**Record set:**

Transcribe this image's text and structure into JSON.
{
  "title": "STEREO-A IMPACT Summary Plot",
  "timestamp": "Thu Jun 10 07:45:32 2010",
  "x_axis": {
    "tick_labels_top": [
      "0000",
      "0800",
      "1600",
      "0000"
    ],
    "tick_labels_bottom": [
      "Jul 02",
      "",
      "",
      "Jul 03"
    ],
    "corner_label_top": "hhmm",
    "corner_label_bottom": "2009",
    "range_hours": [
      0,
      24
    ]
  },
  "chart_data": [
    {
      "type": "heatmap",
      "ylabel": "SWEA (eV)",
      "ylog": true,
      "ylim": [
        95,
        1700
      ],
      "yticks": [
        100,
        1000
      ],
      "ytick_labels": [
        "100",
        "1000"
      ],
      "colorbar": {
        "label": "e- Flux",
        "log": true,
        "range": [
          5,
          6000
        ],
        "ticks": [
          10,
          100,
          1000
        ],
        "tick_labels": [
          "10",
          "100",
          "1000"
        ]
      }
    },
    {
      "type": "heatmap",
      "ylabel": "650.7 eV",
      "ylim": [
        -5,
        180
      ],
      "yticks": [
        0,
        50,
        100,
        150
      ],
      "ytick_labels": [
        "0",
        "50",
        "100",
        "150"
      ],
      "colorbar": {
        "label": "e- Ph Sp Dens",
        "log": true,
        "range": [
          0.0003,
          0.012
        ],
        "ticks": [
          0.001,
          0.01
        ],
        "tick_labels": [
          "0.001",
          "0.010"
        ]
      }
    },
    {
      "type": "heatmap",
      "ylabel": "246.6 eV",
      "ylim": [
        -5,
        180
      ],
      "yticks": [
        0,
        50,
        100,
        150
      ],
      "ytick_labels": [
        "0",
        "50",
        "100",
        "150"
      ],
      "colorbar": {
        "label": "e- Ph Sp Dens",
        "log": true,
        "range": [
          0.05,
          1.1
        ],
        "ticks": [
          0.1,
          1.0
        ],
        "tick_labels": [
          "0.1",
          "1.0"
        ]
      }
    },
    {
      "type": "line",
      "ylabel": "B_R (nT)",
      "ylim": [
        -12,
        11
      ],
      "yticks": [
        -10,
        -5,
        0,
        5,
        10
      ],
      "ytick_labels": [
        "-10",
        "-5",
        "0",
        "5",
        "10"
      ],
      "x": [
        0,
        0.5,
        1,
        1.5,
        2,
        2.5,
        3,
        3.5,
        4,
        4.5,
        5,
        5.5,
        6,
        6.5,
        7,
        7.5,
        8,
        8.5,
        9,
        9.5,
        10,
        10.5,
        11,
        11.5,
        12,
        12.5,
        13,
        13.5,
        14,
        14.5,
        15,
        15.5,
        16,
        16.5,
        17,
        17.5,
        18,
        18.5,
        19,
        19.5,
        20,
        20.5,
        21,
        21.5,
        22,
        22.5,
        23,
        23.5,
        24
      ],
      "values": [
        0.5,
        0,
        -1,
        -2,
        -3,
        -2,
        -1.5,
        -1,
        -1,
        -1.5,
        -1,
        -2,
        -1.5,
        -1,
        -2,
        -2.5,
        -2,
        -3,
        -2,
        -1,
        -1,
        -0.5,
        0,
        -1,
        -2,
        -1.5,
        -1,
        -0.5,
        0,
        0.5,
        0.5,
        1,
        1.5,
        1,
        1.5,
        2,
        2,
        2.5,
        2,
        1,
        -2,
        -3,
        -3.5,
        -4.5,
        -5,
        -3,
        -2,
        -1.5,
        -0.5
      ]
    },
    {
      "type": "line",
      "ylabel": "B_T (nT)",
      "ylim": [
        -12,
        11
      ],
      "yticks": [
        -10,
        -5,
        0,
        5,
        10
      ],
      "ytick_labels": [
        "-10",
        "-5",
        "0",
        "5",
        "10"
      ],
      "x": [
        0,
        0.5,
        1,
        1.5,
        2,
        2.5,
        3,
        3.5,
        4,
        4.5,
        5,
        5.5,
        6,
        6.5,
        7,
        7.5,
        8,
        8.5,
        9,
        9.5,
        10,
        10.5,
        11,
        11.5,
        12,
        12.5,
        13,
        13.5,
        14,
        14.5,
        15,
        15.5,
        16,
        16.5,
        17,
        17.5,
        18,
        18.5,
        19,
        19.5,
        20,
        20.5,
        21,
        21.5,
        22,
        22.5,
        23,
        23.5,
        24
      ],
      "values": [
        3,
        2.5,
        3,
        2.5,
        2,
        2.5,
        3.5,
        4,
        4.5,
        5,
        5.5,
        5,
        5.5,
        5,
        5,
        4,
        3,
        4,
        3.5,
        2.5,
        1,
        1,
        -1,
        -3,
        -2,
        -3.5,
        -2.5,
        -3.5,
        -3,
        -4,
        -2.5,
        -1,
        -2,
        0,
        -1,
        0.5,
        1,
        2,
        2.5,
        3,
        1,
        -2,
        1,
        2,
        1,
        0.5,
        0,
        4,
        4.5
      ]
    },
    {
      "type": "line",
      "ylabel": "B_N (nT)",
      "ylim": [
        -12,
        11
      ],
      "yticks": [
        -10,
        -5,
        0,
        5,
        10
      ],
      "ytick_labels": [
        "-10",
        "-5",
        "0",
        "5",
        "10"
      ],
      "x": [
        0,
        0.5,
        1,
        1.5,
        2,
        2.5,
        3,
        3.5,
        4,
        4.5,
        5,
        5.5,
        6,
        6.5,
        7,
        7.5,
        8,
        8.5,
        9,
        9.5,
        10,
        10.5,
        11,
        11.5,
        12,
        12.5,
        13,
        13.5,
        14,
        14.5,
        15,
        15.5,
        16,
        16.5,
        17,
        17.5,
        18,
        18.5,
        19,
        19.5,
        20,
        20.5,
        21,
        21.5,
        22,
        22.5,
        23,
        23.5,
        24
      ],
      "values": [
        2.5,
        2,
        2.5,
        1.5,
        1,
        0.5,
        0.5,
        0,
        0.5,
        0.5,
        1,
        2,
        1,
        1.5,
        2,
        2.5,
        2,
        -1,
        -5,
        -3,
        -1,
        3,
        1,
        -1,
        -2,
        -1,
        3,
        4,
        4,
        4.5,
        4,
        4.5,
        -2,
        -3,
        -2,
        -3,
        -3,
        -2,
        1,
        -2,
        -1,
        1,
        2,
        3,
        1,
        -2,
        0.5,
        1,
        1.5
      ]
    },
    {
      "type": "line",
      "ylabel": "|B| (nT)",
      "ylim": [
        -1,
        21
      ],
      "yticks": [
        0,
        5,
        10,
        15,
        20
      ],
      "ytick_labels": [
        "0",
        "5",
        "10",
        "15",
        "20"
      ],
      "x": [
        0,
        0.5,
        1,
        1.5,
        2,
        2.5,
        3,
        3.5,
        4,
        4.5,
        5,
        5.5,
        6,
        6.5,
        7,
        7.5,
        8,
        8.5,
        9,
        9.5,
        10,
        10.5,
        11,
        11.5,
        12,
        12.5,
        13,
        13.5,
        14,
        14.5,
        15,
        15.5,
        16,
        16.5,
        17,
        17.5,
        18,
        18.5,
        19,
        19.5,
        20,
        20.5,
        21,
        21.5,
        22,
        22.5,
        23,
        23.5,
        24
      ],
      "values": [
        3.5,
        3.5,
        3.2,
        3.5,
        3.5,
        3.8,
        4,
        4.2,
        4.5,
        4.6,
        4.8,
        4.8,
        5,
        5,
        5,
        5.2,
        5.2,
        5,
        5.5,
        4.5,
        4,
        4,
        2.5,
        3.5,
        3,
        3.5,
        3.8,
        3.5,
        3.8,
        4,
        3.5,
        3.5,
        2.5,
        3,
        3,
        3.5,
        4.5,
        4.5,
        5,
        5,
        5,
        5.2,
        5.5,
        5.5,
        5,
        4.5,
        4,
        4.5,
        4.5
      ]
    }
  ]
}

**Your instructions:** Extract the complete data, matching each line exactly.

**Reply:**
Transcribe this image's text and structure into JSON.
{
  "title": "STEREO-A IMPACT Summary Plot",
  "timestamp": "Thu Jun 10 07:45:32 2010",
  "x_axis": {
    "tick_labels_top": [
      "0000",
      "0800",
      "1600",
      "0000"
    ],
    "tick_labels_bottom": [
      "Jul 02",
      "",
      "",
      "Jul 03"
    ],
    "corner_label_top": "hhmm",
    "corner_label_bottom": "2009",
    "range_hours": [
      0,
      24
    ]
  },
  "chart_data": [
    {
      "type": "heatmap",
      "ylabel": "SWEA (eV)",
      "ylog": true,
      "ylim": [
        95,
        1700
      ],
      "yticks": [
        100,
        1000
      ],
      "ytick_labels": [
        "100",
        "1000"
      ],
      "colorbar": {
        "label": "e- Flux",
        "log": true,
        "range": [
          5,
          6000
        ],
        "ticks": [
          10,
          100,
          1000
        ],
        "tick_labels": [
          "10",
          "100",
          "1000"
        ]
      }
    },
    {
      "type": "heatmap",
      "ylabel": "650.7 eV",
      "ylim": [
        -5,
        180
      ],
      "yticks": [
        0,
        50,
        100,
        150
      ],
      "ytick_labels": [
        "0",
        "50",
        "100",
        "150"
      ],
      "colorbar": {
        "label": "e- Ph Sp Dens",
        "log": true,
        "range": [
          0.0003,
          0.012
        ],
        "ticks": [
          0.001,
          0.01
        ],
        "tick_labels": [
          "0.001",
          "0.010"
        ]
      }
    },
    {
      "type": "heatmap",
      "ylabel": "246.6 eV",
      "ylim": [
        -5,
        180
      ],
      "yticks": [
        0,
        50,
        100,
        150
      ],
      "ytick_labels": [
        "0",
        "50",
        "100",
        "150"
      ],
      "colorbar": {
        "label": "e- Ph Sp Dens",
        "log": true,
        "range": [
          0.05,
          1.1
        ],
        "ticks": [
          0.1,
          1.0
        ],
        "tick_labels": [
          "0.1",
          "1.0"
        ]
      }
    },
    {
      "type": "line",
      "ylabel": "B_R (nT)",
      "ylim": [
        -12,
        11
      ],
      "yticks": [
        -10,
        -5,
        0,
        5,
        10
      ],
      "ytick_labels": [
        "-10",
        "-5",
        "0",
        "5",
        "10"
      ],
      "x": [
        0,
        0.5,
        1,
        1.5,
        2,
        2.5,
        3,
        3.5,
        4,
        4.5,
        5,
        5.5,
        6,
        6.5,
        7,
        7.5,
        8,
        8.5,
        9,
        9.5,
        10,
        10.5,
        11,
        11.5,
        12,
        12.5,
        13,
        13.5,
        14,
        14.5,
        15,
        15.5,
        16,
        16.5,
        17,
        17.5,
        18,
        18.5,
        19,
        19.5,
        20,
        20.5,
        21,
        21.5,
        22,
        22.5,
        23,
        23.5,
        24
      ],
      "values": [
        0.5,
        0,
        -1,
        -2,
        -3,
        -2,
        -1.5,
        -1,
        -1,
        -1.5,
        -1,
        -2,
        -1.5,
        -1,
        -2,
        -2.5,
        -2,
        -3,
        -2,
        -1,
        -1,
        -0.5,
        0,
        -1,
        -2,
        -1.5,
        -1,
        -0.5,
        0,
        0.5,
        0.5,
        1,
        1.5,
        1,
        1.5,
        2,
        2,
        2.5,
        2,
        1,
        -2,
        -3,
        -3.5,
        -4.5,
        -5,
        -3,
        -2,
        -1.5,
        -0.5
      ]
    },
    {
      "type": "line",
      "ylabel": "B_T (nT)",
      "ylim": [
        -12,
        11
      ],
      "yticks": [
        -10,
        -5,
        0,
        5,
        10
      ],
      "ytick_labels": [
        "-10",
        "-5",
        "0",
        "5",
        "10"
      ],
      "x": [
        0,
        0.5,
        1,
        1.5,
        2,
        2.5,
        3,
        3.5,
        4,
        4.5,
        5,
        5.5,
        6,
        6.5,
        7,
        7.5,
        8,
        8.5,
        9,
        9.5,
        10,
        10.5,
        11,
        11.5,
        12,
        12.5,
        13,
        13.5,
        14,
        14.5,
        15,
        15.5,
        16,
        16.5,
        17,
        17.5,
        18,
        18.5,
        19,
        19.5,
        20,
        20.5,
        21,
        21.5,
        22,
        22.5,
        23,
        23.5,
        24
      ],
      "values": [
        3,
        2.5,
        3,
        2.5,
        2,
        2.5,
        3.5,
        4,
        4.5,
        5,
        5.5,
        5,
        5.5,
        5,
        5,
        4,
        3,
        4,
        3.5,
        2.5,
        1,
        1,
        -1,
        -3,
        -2,
        -3.5,
        -2.5,
        -3.5,
        -3,
        -4,
        -2.5,
        -1,
        -2,
        0,
        -1,
        0.5,
        1,
        2,
        2.5,
        3,
        1,
        -2,
        1,
        2,
        1,
        0.5,
        0,
        4,
        4.5
      ]
    },
    {
      "type": "line",
      "ylabel": "B_N (nT)",
      "ylim": [
        -12,
        11
      ],
      "yticks": [
        -10,
        -5,
        0,
        5,
        10
      ],
      "ytick_labels": [
        "-10",
        "-5",
        "0",
        "5",
        "10"
      ],
      "x": [
        0,
        0.5,
        1,
        1.5,
        2,
        2.5,
        3,
        3.5,
        4,
        4.5,
        5,
        5.5,
        6,
        6.5,
        7,
        7.5,
        8,
        8.5,
        9,
        9.5,
        10,
        10.5,
        11,
        11.5,
        12,
        12.5,
        13,
        13.5,
        14,
        14.5,
        15,
        15.5,
        16,
        16.5,
        17,
        17.5,
        18,
        18.5,
        19,
        19.5,
        20,
        20.5,
        21,
        21.5,
        22,
        22.5,
        23,
        23.5,
        24
      ],
      "values": [
        2.5,
        2,
        2.5,
        1.5,
        1,
        0.5,
        0.5,
        0,
        0.5,
        0.5,
        1,
        2,
        1,
        1.5,
        2,
        2.5,
        2,
        -1,
        -5,
        -3,
        -1,
        3,
        1,
        -1,
        -2,
        -1,
        3,
        4,
        4,
        4.5,
        4,
        4.5,
        -2,
        -3,
        -2,
        -3,
        -3,
        -2,
        1,
        -2,
        -1,
        1,
        2,
        3,
        1,
        -2,
        0.5,
        1,
        1.5
      ]
    },
    {
      "type": "line",
      "ylabel": "|B| (nT)",
      "ylim": [
        -1,
        21
      ],
      "yticks": [
        0,
        5,
        10,
        15,
        20
      ],
      "ytick_labels": [
        "0",
        "5",
        "10",
        "15",
        "20"
      ],
      "x": [
        0,
        0.5,
        1,
        1.5,
        2,
        2.5,
        3,
        3.5,
        4,
        4.5,
        5,
        5.5,
        6,
        6.5,
        7,
        7.5,
        8,
        8.5,
        9,
        9.5,
        10,
        10.5,
        11,
        11.5,
        12,
        12.5,
        13,
        13.5,
        14,
        14.5,
        15,
        15.5,
        16,
        16.5,
        17,
        17.5,
        18,
        18.5,
        19,
        19.5,
        20,
        20.5,
        21,
        21.5,
        22,
        22.5,
        23,
        23.5,
        24
      ],
      "values": [
        3.5,
        3.5,
        3.2,
        3.5,
        3.5,
        3.8,
        4,
        4.2,
        4.5,
        4.6,
        4.8,
        4.8,
        5,
        5,
        5,
        5.2,
        5.2,
        5,
        5.5,
        4.5,
        4,
        4,
        2.5,
        3.5,
        3,
        3.5,
        3.8,
        3.5,
        3.8,
        4,
        3.5,
        3.5,
        2.5,
        3,
        3,
        3.5,
        4.5,
        4.5,
        5,
        5,
        5,
        5.2,
        5.5,
        5.5,
        5,
        4.5,
        4,
        4.5,
        4.5
      ]
    }
  ]
}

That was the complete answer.